** Start of Provided data **

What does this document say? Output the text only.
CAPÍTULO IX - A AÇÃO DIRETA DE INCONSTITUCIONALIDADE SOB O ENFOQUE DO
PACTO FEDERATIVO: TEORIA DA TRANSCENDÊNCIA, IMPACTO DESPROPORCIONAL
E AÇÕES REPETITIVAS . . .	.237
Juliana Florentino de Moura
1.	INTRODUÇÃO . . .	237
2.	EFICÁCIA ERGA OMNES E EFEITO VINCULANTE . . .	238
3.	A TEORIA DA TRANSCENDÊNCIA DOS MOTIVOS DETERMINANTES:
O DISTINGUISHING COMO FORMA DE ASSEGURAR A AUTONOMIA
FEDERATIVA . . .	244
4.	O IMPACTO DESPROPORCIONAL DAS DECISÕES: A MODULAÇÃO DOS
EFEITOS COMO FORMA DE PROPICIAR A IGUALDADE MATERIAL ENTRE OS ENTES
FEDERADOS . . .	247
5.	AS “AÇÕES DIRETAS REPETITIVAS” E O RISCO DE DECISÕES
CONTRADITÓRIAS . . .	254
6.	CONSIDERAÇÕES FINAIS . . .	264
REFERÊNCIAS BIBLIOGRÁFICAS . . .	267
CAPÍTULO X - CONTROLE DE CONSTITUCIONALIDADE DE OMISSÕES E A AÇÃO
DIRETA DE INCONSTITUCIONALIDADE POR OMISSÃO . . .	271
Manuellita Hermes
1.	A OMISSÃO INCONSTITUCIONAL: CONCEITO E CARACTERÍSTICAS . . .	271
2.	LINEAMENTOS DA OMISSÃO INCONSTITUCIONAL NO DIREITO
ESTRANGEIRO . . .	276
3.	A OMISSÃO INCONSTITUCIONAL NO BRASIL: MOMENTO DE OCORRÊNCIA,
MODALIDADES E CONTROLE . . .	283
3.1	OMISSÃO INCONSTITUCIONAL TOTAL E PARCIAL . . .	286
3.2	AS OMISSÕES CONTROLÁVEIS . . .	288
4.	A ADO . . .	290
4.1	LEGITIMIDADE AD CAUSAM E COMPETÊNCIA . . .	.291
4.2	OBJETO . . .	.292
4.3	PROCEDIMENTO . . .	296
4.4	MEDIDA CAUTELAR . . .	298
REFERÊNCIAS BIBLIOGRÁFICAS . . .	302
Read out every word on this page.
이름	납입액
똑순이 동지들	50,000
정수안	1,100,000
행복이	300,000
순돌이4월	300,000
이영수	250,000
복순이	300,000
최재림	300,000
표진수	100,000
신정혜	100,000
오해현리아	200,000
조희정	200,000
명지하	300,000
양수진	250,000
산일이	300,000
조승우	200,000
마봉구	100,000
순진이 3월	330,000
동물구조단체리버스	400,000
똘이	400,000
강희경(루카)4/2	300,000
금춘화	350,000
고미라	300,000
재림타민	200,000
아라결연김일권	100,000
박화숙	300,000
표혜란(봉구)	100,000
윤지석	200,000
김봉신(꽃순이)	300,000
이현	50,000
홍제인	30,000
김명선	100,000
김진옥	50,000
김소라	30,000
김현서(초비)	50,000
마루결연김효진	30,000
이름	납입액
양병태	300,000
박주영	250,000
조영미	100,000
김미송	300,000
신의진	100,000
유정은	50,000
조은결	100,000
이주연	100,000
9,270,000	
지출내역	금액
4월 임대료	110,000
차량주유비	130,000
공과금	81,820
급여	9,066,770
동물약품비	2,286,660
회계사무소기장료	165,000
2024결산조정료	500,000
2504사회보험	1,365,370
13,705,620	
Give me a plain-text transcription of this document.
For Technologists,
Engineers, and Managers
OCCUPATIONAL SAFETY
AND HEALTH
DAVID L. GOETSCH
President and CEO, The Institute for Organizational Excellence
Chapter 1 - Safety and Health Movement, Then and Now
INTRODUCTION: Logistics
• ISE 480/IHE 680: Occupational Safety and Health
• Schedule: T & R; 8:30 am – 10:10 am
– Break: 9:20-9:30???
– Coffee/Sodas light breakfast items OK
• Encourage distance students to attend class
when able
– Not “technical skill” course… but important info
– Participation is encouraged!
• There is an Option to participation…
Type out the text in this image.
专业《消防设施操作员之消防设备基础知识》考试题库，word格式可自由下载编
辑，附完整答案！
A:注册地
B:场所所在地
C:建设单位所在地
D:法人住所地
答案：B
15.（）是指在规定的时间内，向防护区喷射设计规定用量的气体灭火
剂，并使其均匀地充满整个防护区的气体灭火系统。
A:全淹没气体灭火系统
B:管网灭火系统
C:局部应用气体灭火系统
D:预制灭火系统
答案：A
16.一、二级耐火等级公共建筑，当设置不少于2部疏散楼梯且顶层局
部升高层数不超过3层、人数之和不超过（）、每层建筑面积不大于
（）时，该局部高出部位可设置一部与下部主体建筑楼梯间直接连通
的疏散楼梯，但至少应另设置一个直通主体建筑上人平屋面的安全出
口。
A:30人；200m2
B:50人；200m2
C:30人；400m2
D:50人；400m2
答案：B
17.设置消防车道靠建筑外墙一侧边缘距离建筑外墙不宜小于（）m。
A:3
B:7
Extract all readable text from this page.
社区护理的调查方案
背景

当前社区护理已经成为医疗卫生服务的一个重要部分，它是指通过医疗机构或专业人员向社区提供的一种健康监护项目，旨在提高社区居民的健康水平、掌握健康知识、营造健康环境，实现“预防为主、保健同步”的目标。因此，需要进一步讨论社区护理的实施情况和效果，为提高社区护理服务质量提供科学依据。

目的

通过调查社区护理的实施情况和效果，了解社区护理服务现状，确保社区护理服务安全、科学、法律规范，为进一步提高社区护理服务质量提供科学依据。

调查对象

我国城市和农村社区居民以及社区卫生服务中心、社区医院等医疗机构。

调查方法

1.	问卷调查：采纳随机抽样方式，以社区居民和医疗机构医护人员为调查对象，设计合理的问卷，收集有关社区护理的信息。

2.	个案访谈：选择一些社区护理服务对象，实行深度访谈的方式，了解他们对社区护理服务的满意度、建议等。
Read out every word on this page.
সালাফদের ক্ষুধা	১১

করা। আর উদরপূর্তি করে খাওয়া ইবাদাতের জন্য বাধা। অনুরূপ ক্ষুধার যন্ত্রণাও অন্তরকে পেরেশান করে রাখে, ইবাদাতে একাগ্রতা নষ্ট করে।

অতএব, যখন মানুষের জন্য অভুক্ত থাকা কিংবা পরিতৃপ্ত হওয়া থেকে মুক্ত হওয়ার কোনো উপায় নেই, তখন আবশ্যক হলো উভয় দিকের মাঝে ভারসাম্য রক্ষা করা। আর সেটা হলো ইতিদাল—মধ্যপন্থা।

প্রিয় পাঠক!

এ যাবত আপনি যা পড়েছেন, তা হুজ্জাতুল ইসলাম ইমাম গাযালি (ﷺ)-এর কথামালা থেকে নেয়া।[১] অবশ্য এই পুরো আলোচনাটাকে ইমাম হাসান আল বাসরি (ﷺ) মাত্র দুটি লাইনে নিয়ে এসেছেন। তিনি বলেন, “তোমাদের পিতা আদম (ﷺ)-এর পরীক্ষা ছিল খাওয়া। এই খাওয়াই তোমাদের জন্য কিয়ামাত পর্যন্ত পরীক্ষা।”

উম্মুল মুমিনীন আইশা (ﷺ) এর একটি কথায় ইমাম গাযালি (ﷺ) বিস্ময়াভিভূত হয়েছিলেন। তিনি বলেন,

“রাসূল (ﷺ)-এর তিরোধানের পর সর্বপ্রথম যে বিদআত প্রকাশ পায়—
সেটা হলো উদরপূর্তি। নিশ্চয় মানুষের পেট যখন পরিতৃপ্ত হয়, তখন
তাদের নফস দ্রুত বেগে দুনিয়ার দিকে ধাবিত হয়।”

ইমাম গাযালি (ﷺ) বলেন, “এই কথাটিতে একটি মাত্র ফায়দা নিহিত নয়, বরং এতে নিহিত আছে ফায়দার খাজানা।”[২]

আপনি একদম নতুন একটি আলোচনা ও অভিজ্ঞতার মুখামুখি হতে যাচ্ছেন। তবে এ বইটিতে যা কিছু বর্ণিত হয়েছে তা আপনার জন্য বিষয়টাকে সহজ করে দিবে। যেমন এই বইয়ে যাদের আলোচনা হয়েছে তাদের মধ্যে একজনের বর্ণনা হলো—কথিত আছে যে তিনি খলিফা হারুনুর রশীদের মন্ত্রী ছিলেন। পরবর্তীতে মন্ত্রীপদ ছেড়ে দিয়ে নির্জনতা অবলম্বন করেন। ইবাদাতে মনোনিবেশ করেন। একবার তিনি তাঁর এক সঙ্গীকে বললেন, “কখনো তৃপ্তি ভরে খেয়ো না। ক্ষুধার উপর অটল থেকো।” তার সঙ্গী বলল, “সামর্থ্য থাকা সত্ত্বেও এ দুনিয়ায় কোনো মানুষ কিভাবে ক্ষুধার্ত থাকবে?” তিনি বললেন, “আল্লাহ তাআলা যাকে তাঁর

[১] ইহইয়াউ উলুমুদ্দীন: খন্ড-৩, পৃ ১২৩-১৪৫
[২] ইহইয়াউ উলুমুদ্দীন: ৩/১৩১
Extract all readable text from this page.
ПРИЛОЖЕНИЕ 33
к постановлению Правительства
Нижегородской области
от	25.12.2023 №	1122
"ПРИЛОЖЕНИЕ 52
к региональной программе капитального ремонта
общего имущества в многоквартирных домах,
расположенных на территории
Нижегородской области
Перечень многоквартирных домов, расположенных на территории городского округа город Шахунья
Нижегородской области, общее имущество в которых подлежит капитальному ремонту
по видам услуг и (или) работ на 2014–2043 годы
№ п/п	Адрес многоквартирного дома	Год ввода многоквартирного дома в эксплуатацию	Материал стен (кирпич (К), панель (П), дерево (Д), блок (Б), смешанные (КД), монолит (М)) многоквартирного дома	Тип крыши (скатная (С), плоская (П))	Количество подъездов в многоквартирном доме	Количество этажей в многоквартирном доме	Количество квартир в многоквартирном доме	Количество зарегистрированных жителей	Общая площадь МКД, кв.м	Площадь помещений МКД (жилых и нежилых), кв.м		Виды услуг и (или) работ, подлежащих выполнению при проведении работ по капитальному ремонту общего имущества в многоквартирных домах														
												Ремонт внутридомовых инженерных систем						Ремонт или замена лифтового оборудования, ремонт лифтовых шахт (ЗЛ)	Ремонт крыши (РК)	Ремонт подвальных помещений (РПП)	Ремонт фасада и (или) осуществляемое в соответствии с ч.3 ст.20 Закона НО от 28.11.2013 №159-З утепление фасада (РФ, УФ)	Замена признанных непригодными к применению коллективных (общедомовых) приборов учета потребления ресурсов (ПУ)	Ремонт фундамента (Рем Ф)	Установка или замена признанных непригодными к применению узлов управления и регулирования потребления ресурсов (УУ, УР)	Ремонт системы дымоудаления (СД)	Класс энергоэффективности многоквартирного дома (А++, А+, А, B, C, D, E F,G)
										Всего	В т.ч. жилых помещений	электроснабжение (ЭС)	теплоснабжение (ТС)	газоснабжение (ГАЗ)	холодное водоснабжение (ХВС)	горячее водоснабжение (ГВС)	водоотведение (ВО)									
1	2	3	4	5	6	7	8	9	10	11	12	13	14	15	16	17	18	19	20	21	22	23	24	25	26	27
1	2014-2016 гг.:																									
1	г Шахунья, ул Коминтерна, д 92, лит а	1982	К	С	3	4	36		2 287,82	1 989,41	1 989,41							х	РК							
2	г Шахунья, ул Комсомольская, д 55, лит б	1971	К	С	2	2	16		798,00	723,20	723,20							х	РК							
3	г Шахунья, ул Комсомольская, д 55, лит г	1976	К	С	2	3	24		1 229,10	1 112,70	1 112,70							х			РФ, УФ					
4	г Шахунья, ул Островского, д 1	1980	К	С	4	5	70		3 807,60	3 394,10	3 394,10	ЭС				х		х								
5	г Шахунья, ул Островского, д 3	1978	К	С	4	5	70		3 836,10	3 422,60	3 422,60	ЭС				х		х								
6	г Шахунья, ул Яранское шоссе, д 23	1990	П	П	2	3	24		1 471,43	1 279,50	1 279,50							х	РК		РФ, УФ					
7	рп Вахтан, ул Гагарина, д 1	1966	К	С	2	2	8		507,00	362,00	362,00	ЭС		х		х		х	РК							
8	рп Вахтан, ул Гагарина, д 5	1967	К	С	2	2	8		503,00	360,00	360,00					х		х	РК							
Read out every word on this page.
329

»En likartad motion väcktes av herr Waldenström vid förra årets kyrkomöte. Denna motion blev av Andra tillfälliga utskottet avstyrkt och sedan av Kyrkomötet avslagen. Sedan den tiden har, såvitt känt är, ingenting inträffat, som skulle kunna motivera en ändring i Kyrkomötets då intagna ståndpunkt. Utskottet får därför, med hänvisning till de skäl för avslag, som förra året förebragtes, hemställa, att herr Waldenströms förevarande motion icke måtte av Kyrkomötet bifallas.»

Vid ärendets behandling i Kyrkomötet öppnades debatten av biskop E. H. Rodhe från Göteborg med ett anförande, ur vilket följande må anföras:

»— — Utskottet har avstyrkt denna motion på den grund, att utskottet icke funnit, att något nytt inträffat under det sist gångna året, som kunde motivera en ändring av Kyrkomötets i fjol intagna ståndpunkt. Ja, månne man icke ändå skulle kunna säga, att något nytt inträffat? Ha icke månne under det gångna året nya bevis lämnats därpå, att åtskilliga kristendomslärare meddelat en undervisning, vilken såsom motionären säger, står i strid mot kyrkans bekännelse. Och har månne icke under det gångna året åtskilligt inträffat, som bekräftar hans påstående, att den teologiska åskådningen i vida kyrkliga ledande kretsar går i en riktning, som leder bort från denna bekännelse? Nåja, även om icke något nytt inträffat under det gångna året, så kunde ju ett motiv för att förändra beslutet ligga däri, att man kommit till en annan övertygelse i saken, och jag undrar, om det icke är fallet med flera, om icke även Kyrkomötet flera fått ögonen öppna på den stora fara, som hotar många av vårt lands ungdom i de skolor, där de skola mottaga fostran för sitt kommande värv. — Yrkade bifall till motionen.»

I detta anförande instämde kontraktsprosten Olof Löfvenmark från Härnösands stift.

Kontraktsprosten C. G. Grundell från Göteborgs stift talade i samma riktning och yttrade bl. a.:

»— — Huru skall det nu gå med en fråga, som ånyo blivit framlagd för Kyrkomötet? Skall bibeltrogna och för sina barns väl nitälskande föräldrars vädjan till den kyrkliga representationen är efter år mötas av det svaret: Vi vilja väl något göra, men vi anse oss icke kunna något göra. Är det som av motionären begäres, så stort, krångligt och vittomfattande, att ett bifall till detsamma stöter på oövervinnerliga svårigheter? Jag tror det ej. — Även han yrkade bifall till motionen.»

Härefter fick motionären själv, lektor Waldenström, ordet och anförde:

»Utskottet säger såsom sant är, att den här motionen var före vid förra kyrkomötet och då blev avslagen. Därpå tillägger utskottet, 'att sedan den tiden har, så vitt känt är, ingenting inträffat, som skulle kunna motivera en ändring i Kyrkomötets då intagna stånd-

** End of Provided data **

> **Your task**:
Show each line in the entries that holds the string "Гагарина".

> **Task output**:
7	рп Вахтан, ул Гагарина, д 1	1966	К	С	2	2	8		507,00	362,00	362,00	ЭС		х		х		х	РК							
8	рп Вахтан, ул Гагарина, д 5	1967	К	С	2	2	8		503,00	360,00	360,00					х		х	РК							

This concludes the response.